**Challenge**
Quote the listing below in its entirety, omitting every image.

Excerpt from a dataset
++++++++++

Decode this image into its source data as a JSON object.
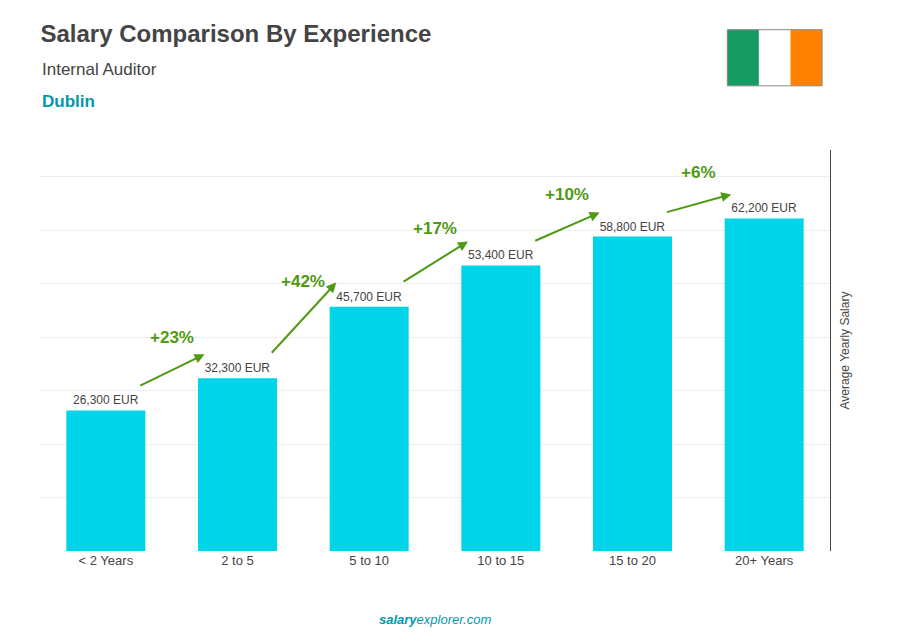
{
  "chart_data": {
    "type": "bar",
    "title": "Salary Comparison By Experience",
    "subtitle": "Internal Auditor",
    "city": "Dublin",
    "categories": [
      "< 2 Years",
      "2 to 5",
      "5 to 10",
      "10 to 15",
      "15 to 20",
      "20+ Years"
    ],
    "values": [
      26300,
      32300,
      45700,
      53400,
      58800,
      62200
    ],
    "value_labels": [
      "26,300 EUR",
      "32,300 EUR",
      "45,700 EUR",
      "53,400 EUR",
      "58,800 EUR",
      "62,200 EUR"
    ],
    "data_labels": true,
    "annotations": [
      "+23%",
      "+42%",
      "+17%",
      "+10%",
      "+6%"
    ],
    "ylabel": "Average Yearly Salary",
    "source": [
      "salary",
      "explorer.com"
    ],
    "color": "#00d4e8",
    "ylim": [
      0,
      75000
    ],
    "yticks": [
      0,
      10000,
      20000,
      30000,
      40000,
      50000,
      60000,
      70000
    ],
    "grid": true,
    "tick_labels": "x"
  }
}
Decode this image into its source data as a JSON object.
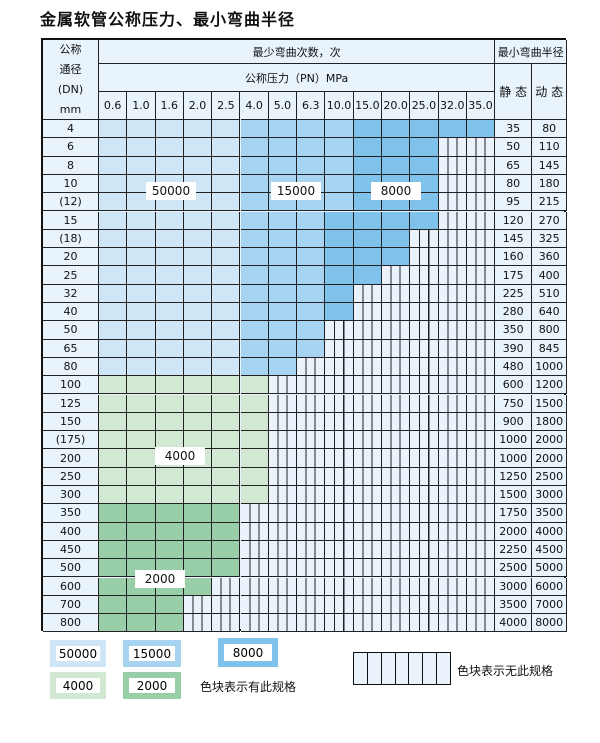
{
  "title": "金属软管公称压力、最小弯曲半径",
  "header": {
    "dn_label": [
      "公称",
      "通径",
      "(DN)",
      "mm"
    ],
    "cycles_label": "最少弯曲次数，次",
    "pressure_label": "公称压力（PN）MPa",
    "radius_label": "最小弯曲半径",
    "static_label": "静 态",
    "dynamic_label": "动 态",
    "pressures": [
      "0.6",
      "1.0",
      "1.6",
      "2.0",
      "2.5",
      "4.0",
      "5.0",
      "6.3",
      "10.0",
      "15.0",
      "20.0",
      "25.0",
      "32.0",
      "35.0"
    ]
  },
  "rows": [
    {
      "dn": "4",
      "static": "35",
      "dynamic": "80",
      "available": 14
    },
    {
      "dn": "6",
      "static": "50",
      "dynamic": "110",
      "available": 12
    },
    {
      "dn": "8",
      "static": "65",
      "dynamic": "145",
      "available": 12
    },
    {
      "dn": "10",
      "static": "80",
      "dynamic": "180",
      "available": 12
    },
    {
      "dn": "(12)",
      "static": "95",
      "dynamic": "215",
      "available": 12
    },
    {
      "dn": "15",
      "static": "120",
      "dynamic": "270",
      "available": 12
    },
    {
      "dn": "(18)",
      "static": "145",
      "dynamic": "325",
      "available": 11
    },
    {
      "dn": "20",
      "static": "160",
      "dynamic": "360",
      "available": 11
    },
    {
      "dn": "25",
      "static": "175",
      "dynamic": "400",
      "available": 10
    },
    {
      "dn": "32",
      "static": "225",
      "dynamic": "510",
      "available": 9
    },
    {
      "dn": "40",
      "static": "280",
      "dynamic": "640",
      "available": 9
    },
    {
      "dn": "50",
      "static": "350",
      "dynamic": "800",
      "available": 8
    },
    {
      "dn": "65",
      "static": "390",
      "dynamic": "845",
      "available": 8
    },
    {
      "dn": "80",
      "static": "480",
      "dynamic": "1000",
      "available": 7
    },
    {
      "dn": "100",
      "static": "600",
      "dynamic": "1200",
      "available": 6
    },
    {
      "dn": "125",
      "static": "750",
      "dynamic": "1500",
      "available": 6
    },
    {
      "dn": "150",
      "static": "900",
      "dynamic": "1800",
      "available": 6
    },
    {
      "dn": "(175)",
      "static": "1000",
      "dynamic": "2000",
      "available": 6
    },
    {
      "dn": "200",
      "static": "1000",
      "dynamic": "2000",
      "available": 6
    },
    {
      "dn": "250",
      "static": "1250",
      "dynamic": "2500",
      "available": 6
    },
    {
      "dn": "300",
      "static": "1500",
      "dynamic": "3000",
      "available": 6
    },
    {
      "dn": "350",
      "static": "1750",
      "dynamic": "3500",
      "available": 5
    },
    {
      "dn": "400",
      "static": "2000",
      "dynamic": "4000",
      "available": 5
    },
    {
      "dn": "450",
      "static": "2250",
      "dynamic": "4500",
      "available": 5
    },
    {
      "dn": "500",
      "static": "2500",
      "dynamic": "5000",
      "available": 5
    },
    {
      "dn": "600",
      "static": "3000",
      "dynamic": "6000",
      "available": 4
    },
    {
      "dn": "700",
      "static": "3500",
      "dynamic": "7000",
      "available": 3
    },
    {
      "dn": "800",
      "static": "4000",
      "dynamic": "8000",
      "available": 3
    }
  ],
  "regions": {
    "c50000": {
      "label": "50000",
      "color": "#cfe6f6"
    },
    "c15000": {
      "label": "15000",
      "color": "#a6d4f1"
    },
    "c8000": {
      "label": "8000",
      "color": "#7fc3ec"
    },
    "c4000": {
      "label": "4000",
      "color": "#d3e8d3"
    },
    "c2000": {
      "label": "2000",
      "color": "#98cfa8"
    },
    "none_color": "#eaf3fb"
  },
  "legend": {
    "available_note": "色块表示有此规格",
    "unavailable_note": "色块表示无此规格"
  }
}
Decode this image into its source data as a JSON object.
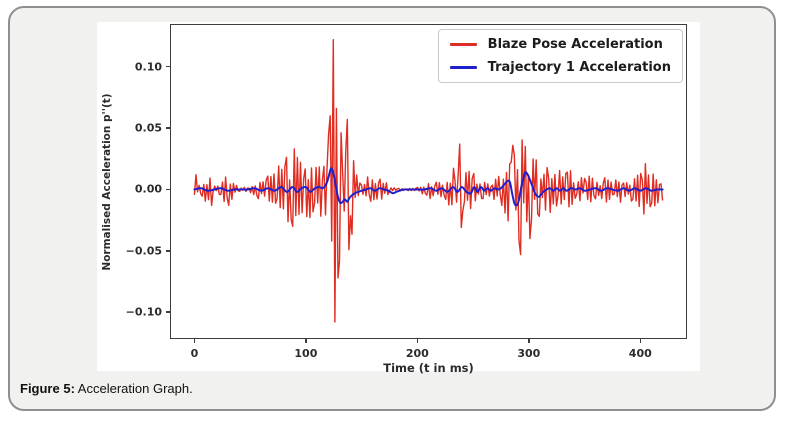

++++++++++

**The completed task**
Decode this image into its source data as a JSON object.
{
  "chart_data": {
    "type": "bar",
    "title": "Salary Comparison By Experience",
    "subtitle": "Internal Auditor",
    "city": "Dublin",
    "categories": [
      "< 2 Years",
      "2 to 5",
      "5 to 10",
      "10 to 15",
      "15 to 20",
      "20+ Years"
    ],
    "values": [
      26300,
      32300,
      45700,
      53400,
      58800,
      62200
    ],
    "value_labels": [
      "26,300 EUR",
      "32,300 EUR",
      "45,700 EUR",
      "53,400 EUR",
      "58,800 EUR",
      "62,200 EUR"
    ],
    "data_labels": true,
    "annotations": [
      "+23%",
      "+42%",
      "+17%",
      "+10%",
      "+6%"
    ],
    "ylabel": "Average Yearly Salary",
    "source": [
      "salary",
      "explorer.com"
    ],
    "color": "#00d4e8",
    "ylim": [
      0,
      75000
    ],
    "yticks": [
      0,
      10000,
      20000,
      30000,
      40000,
      50000,
      60000,
      70000
    ],
    "grid": true,
    "tick_labels": "x"
  }
}
Decode this image into its source data as a JSON object.
{
  "title": "金属软管公称压力、最小弯曲半径",
  "header": {
    "dn_label": [
      "公称",
      "通径",
      "(DN)",
      "mm"
    ],
    "cycles_label": "最少弯曲次数，次",
    "pressure_label": "公称压力（PN）MPa",
    "radius_label": "最小弯曲半径",
    "static_label": "静 态",
    "dynamic_label": "动 态",
    "pressures": [
      "0.6",
      "1.0",
      "1.6",
      "2.0",
      "2.5",
      "4.0",
      "5.0",
      "6.3",
      "10.0",
      "15.0",
      "20.0",
      "25.0",
      "32.0",
      "35.0"
    ]
  },
  "rows": [
    {
      "dn": "4",
      "static": "35",
      "dynamic": "80",
      "available": 14
    },
    {
      "dn": "6",
      "static": "50",
      "dynamic": "110",
      "available": 12
    },
    {
      "dn": "8",
      "static": "65",
      "dynamic": "145",
      "available": 12
    },
    {
      "dn": "10",
      "static": "80",
      "dynamic": "180",
      "available": 12
    },
    {
      "dn": "(12)",
      "static": "95",
      "dynamic": "215",
      "available": 12
    },
    {
      "dn": "15",
      "static": "120",
      "dynamic": "270",
      "available": 12
    },
    {
      "dn": "(18)",
      "static": "145",
      "dynamic": "325",
      "available": 11
    },
    {
      "dn": "20",
      "static": "160",
      "dynamic": "360",
      "available": 11
    },
    {
      "dn": "25",
      "static": "175",
      "dynamic": "400",
      "available": 10
    },
    {
      "dn": "32",
      "static": "225",
      "dynamic": "510",
      "available": 9
    },
    {
      "dn": "40",
      "static": "280",
      "dynamic": "640",
      "available": 9
    },
    {
      "dn": "50",
      "static": "350",
      "dynamic": "800",
      "available": 8
    },
    {
      "dn": "65",
      "static": "390",
      "dynamic": "845",
      "available": 8
    },
    {
      "dn": "80",
      "static": "480",
      "dynamic": "1000",
      "available": 7
    },
    {
      "dn": "100",
      "static": "600",
      "dynamic": "1200",
      "available": 6
    },
    {
      "dn": "125",
      "static": "750",
      "dynamic": "1500",
      "available": 6
    },
    {
      "dn": "150",
      "static": "900",
      "dynamic": "1800",
      "available": 6
    },
    {
      "dn": "(175)",
      "static": "1000",
      "dynamic": "2000",
      "available": 6
    },
    {
      "dn": "200",
      "static": "1000",
      "dynamic": "2000",
      "available": 6
    },
    {
      "dn": "250",
      "static": "1250",
      "dynamic": "2500",
      "available": 6
    },
    {
      "dn": "300",
      "static": "1500",
      "dynamic": "3000",
      "available": 6
    },
    {
      "dn": "350",
      "static": "1750",
      "dynamic": "3500",
      "available": 5
    },
    {
      "dn": "400",
      "static": "2000",
      "dynamic": "4000",
      "available": 5
    },
    {
      "dn": "450",
      "static": "2250",
      "dynamic": "4500",
      "available": 5
    },
    {
      "dn": "500",
      "static": "2500",
      "dynamic": "5000",
      "available": 5
    },
    {
      "dn": "600",
      "static": "3000",
      "dynamic": "6000",
      "available": 4
    },
    {
      "dn": "700",
      "static": "3500",
      "dynamic": "7000",
      "available": 3
    },
    {
      "dn": "800",
      "static": "4000",
      "dynamic": "8000",
      "available": 3
    }
  ],
  "regions": {
    "c50000": {
      "label": "50000",
      "color": "#cfe6f6"
    },
    "c15000": {
      "label": "15000",
      "color": "#a6d4f1"
    },
    "c8000": {
      "label": "8000",
      "color": "#7fc3ec"
    },
    "c4000": {
      "label": "4000",
      "color": "#d3e8d3"
    },
    "c2000": {
      "label": "2000",
      "color": "#98cfa8"
    },
    "none_color": "#eaf3fb"
  },
  "legend": {
    "available_note": "色块表示有此规格",
    "unavailable_note": "色块表示无此规格"
  }
}
Decode this image into its source data as a JSON object.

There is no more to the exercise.